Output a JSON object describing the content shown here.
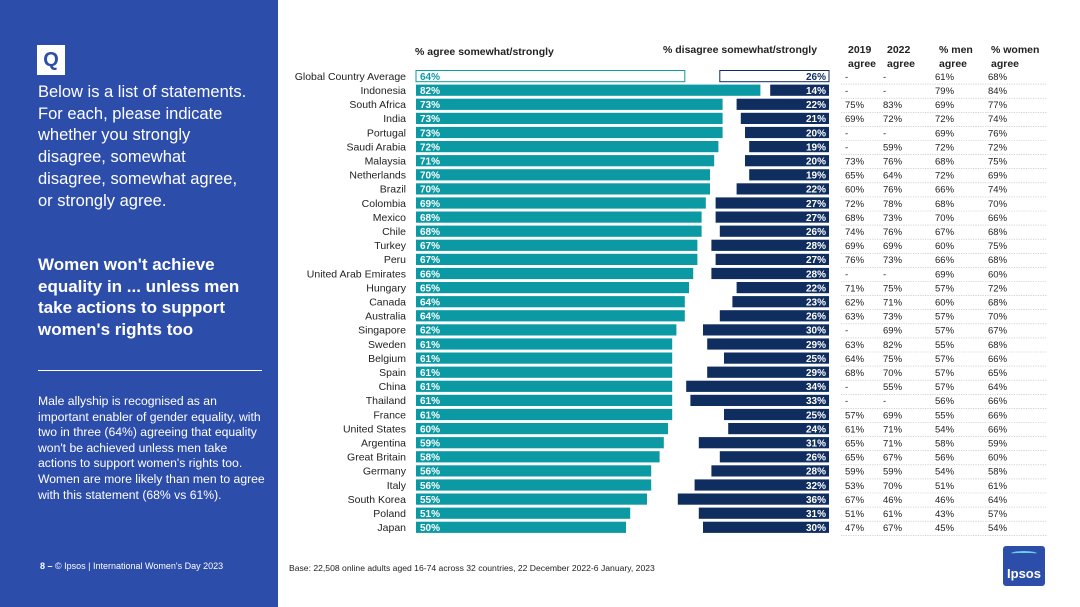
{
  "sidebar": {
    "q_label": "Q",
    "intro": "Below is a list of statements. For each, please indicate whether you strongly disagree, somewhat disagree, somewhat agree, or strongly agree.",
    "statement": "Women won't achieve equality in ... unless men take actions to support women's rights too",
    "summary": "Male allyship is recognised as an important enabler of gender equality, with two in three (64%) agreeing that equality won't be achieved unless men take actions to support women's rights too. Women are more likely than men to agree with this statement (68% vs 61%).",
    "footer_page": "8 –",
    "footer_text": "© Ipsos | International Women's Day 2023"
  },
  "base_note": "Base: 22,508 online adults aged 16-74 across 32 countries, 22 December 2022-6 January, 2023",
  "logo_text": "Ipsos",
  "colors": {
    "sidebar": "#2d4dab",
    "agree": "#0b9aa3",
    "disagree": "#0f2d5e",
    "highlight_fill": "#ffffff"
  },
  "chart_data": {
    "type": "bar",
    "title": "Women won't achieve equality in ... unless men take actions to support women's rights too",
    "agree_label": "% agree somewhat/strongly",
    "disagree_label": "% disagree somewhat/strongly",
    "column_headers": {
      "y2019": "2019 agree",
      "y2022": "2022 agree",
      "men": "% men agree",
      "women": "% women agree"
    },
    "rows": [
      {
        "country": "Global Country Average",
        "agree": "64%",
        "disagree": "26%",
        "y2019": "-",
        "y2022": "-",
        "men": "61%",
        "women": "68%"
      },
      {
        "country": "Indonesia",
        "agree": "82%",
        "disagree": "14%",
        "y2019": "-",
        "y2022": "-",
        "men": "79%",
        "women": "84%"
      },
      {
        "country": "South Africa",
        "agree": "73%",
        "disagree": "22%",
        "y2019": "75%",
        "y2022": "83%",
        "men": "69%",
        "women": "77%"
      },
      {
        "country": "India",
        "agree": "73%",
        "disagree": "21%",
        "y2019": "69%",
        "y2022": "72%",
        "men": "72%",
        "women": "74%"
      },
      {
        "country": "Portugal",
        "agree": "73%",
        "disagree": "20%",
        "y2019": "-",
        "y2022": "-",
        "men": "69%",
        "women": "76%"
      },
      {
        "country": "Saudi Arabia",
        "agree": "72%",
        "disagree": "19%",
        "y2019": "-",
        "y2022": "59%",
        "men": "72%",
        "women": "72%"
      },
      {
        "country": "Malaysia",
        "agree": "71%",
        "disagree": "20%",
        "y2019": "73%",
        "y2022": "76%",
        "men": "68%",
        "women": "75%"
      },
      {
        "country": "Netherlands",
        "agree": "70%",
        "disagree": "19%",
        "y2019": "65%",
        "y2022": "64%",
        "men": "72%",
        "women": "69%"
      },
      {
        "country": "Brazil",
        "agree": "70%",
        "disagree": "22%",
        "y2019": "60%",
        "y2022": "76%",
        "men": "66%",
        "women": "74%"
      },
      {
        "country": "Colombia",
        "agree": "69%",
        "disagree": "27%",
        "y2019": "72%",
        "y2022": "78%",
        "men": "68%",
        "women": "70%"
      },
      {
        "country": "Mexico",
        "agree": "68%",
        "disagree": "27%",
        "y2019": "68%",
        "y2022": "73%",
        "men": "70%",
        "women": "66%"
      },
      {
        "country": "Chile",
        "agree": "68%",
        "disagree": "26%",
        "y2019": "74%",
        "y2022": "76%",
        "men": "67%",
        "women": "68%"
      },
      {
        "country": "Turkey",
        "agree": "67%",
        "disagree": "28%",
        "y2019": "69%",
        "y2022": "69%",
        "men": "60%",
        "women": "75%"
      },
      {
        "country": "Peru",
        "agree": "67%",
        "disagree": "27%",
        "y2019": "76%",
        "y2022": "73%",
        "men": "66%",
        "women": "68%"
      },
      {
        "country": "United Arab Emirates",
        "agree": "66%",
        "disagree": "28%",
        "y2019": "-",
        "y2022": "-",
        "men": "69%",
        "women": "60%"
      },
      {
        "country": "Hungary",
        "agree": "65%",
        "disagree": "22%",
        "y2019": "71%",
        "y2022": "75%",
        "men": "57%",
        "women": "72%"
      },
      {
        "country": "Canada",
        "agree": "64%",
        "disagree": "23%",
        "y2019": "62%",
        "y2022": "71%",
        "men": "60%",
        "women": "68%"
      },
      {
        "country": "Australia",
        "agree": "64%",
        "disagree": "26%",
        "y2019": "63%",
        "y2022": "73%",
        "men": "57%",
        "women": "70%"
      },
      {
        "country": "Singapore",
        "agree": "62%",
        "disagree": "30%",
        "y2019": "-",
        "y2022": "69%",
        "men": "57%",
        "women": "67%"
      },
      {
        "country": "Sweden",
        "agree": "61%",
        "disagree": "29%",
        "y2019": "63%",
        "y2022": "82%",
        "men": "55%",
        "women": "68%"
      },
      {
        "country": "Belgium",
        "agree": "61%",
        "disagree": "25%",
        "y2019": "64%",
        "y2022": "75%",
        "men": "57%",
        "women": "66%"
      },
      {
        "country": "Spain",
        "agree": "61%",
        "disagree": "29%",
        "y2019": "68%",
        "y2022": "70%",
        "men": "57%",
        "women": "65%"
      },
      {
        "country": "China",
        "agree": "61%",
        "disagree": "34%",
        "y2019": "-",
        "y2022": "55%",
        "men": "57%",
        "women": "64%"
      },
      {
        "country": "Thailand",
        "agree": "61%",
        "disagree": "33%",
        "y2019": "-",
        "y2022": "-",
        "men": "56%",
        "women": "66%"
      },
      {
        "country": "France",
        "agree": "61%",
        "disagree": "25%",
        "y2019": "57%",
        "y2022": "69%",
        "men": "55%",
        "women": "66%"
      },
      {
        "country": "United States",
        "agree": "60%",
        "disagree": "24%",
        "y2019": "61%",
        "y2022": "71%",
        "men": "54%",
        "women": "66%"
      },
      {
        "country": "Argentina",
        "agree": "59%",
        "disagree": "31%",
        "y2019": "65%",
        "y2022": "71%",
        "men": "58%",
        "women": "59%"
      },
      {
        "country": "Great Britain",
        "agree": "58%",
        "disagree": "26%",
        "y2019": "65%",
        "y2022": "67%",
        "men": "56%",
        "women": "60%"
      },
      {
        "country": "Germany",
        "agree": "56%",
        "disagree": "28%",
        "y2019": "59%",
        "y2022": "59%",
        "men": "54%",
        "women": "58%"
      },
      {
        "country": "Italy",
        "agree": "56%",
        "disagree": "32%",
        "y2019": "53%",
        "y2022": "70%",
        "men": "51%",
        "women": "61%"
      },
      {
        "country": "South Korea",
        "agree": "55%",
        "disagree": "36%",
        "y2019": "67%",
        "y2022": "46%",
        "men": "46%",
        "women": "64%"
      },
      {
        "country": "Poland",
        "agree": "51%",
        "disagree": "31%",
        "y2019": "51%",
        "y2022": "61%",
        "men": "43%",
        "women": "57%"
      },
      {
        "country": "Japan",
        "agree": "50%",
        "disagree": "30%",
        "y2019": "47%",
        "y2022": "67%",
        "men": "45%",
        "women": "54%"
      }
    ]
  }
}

* [Set task]: The records above must be transcribed exactly. Pictures are left out of the copy.

* [Answer to this problem]:
Output a JSON object describing the content shown here.
{
  "sidebar": {
    "q_label": "Q",
    "intro": "Below is a list of statements. For each, please indicate whether you strongly disagree, somewhat disagree, somewhat agree, or strongly agree.",
    "statement": "Women won't achieve equality in ... unless men take actions to support women's rights too",
    "summary": "Male allyship is recognised as an important enabler of gender equality, with two in three (64%) agreeing that equality won't be achieved unless men take actions to support women's rights too. Women are more likely than men to agree with this statement (68% vs 61%).",
    "footer_page": "8 –",
    "footer_text": "© Ipsos | International Women's Day 2023"
  },
  "base_note": "Base: 22,508 online adults aged 16-74 across 32 countries, 22 December 2022-6 January, 2023",
  "logo_text": "Ipsos",
  "colors": {
    "sidebar": "#2d4dab",
    "agree": "#0b9aa3",
    "disagree": "#0f2d5e",
    "highlight_fill": "#ffffff"
  },
  "chart_data": {
    "type": "bar",
    "title": "Women won't achieve equality in ... unless men take actions to support women's rights too",
    "agree_label": "% agree somewhat/strongly",
    "disagree_label": "% disagree somewhat/strongly",
    "column_headers": {
      "y2019": "2019 agree",
      "y2022": "2022 agree",
      "men": "% men agree",
      "women": "% women agree"
    },
    "rows": [
      {
        "country": "Global Country Average",
        "agree": "64%",
        "disagree": "26%",
        "y2019": "-",
        "y2022": "-",
        "men": "61%",
        "women": "68%"
      },
      {
        "country": "Indonesia",
        "agree": "82%",
        "disagree": "14%",
        "y2019": "-",
        "y2022": "-",
        "men": "79%",
        "women": "84%"
      },
      {
        "country": "South Africa",
        "agree": "73%",
        "disagree": "22%",
        "y2019": "75%",
        "y2022": "83%",
        "men": "69%",
        "women": "77%"
      },
      {
        "country": "India",
        "agree": "73%",
        "disagree": "21%",
        "y2019": "69%",
        "y2022": "72%",
        "men": "72%",
        "women": "74%"
      },
      {
        "country": "Portugal",
        "agree": "73%",
        "disagree": "20%",
        "y2019": "-",
        "y2022": "-",
        "men": "69%",
        "women": "76%"
      },
      {
        "country": "Saudi Arabia",
        "agree": "72%",
        "disagree": "19%",
        "y2019": "-",
        "y2022": "59%",
        "men": "72%",
        "women": "72%"
      },
      {
        "country": "Malaysia",
        "agree": "71%",
        "disagree": "20%",
        "y2019": "73%",
        "y2022": "76%",
        "men": "68%",
        "women": "75%"
      },
      {
        "country": "Netherlands",
        "agree": "70%",
        "disagree": "19%",
        "y2019": "65%",
        "y2022": "64%",
        "men": "72%",
        "women": "69%"
      },
      {
        "country": "Brazil",
        "agree": "70%",
        "disagree": "22%",
        "y2019": "60%",
        "y2022": "76%",
        "men": "66%",
        "women": "74%"
      },
      {
        "country": "Colombia",
        "agree": "69%",
        "disagree": "27%",
        "y2019": "72%",
        "y2022": "78%",
        "men": "68%",
        "women": "70%"
      },
      {
        "country": "Mexico",
        "agree": "68%",
        "disagree": "27%",
        "y2019": "68%",
        "y2022": "73%",
        "men": "70%",
        "women": "66%"
      },
      {
        "country": "Chile",
        "agree": "68%",
        "disagree": "26%",
        "y2019": "74%",
        "y2022": "76%",
        "men": "67%",
        "women": "68%"
      },
      {
        "country": "Turkey",
        "agree": "67%",
        "disagree": "28%",
        "y2019": "69%",
        "y2022": "69%",
        "men": "60%",
        "women": "75%"
      },
      {
        "country": "Peru",
        "agree": "67%",
        "disagree": "27%",
        "y2019": "76%",
        "y2022": "73%",
        "men": "66%",
        "women": "68%"
      },
      {
        "country": "United Arab Emirates",
        "agree": "66%",
        "disagree": "28%",
        "y2019": "-",
        "y2022": "-",
        "men": "69%",
        "women": "60%"
      },
      {
        "country": "Hungary",
        "agree": "65%",
        "disagree": "22%",
        "y2019": "71%",
        "y2022": "75%",
        "men": "57%",
        "women": "72%"
      },
      {
        "country": "Canada",
        "agree": "64%",
        "disagree": "23%",
        "y2019": "62%",
        "y2022": "71%",
        "men": "60%",
        "women": "68%"
      },
      {
        "country": "Australia",
        "agree": "64%",
        "disagree": "26%",
        "y2019": "63%",
        "y2022": "73%",
        "men": "57%",
        "women": "70%"
      },
      {
        "country": "Singapore",
        "agree": "62%",
        "disagree": "30%",
        "y2019": "-",
        "y2022": "69%",
        "men": "57%",
        "women": "67%"
      },
      {
        "country": "Sweden",
        "agree": "61%",
        "disagree": "29%",
        "y2019": "63%",
        "y2022": "82%",
        "men": "55%",
        "women": "68%"
      },
      {
        "country": "Belgium",
        "agree": "61%",
        "disagree": "25%",
        "y2019": "64%",
        "y2022": "75%",
        "men": "57%",
        "women": "66%"
      },
      {
        "country": "Spain",
        "agree": "61%",
        "disagree": "29%",
        "y2019": "68%",
        "y2022": "70%",
        "men": "57%",
        "women": "65%"
      },
      {
        "country": "China",
        "agree": "61%",
        "disagree": "34%",
        "y2019": "-",
        "y2022": "55%",
        "men": "57%",
        "women": "64%"
      },
      {
        "country": "Thailand",
        "agree": "61%",
        "disagree": "33%",
        "y2019": "-",
        "y2022": "-",
        "men": "56%",
        "women": "66%"
      },
      {
        "country": "France",
        "agree": "61%",
        "disagree": "25%",
        "y2019": "57%",
        "y2022": "69%",
        "men": "55%",
        "women": "66%"
      },
      {
        "country": "United States",
        "agree": "60%",
        "disagree": "24%",
        "y2019": "61%",
        "y2022": "71%",
        "men": "54%",
        "women": "66%"
      },
      {
        "country": "Argentina",
        "agree": "59%",
        "disagree": "31%",
        "y2019": "65%",
        "y2022": "71%",
        "men": "58%",
        "women": "59%"
      },
      {
        "country": "Great Britain",
        "agree": "58%",
        "disagree": "26%",
        "y2019": "65%",
        "y2022": "67%",
        "men": "56%",
        "women": "60%"
      },
      {
        "country": "Germany",
        "agree": "56%",
        "disagree": "28%",
        "y2019": "59%",
        "y2022": "59%",
        "men": "54%",
        "women": "58%"
      },
      {
        "country": "Italy",
        "agree": "56%",
        "disagree": "32%",
        "y2019": "53%",
        "y2022": "70%",
        "men": "51%",
        "women": "61%"
      },
      {
        "country": "South Korea",
        "agree": "55%",
        "disagree": "36%",
        "y2019": "67%",
        "y2022": "46%",
        "men": "46%",
        "women": "64%"
      },
      {
        "country": "Poland",
        "agree": "51%",
        "disagree": "31%",
        "y2019": "51%",
        "y2022": "61%",
        "men": "43%",
        "women": "57%"
      },
      {
        "country": "Japan",
        "agree": "50%",
        "disagree": "30%",
        "y2019": "47%",
        "y2022": "67%",
        "men": "45%",
        "women": "54%"
      }
    ]
  }
}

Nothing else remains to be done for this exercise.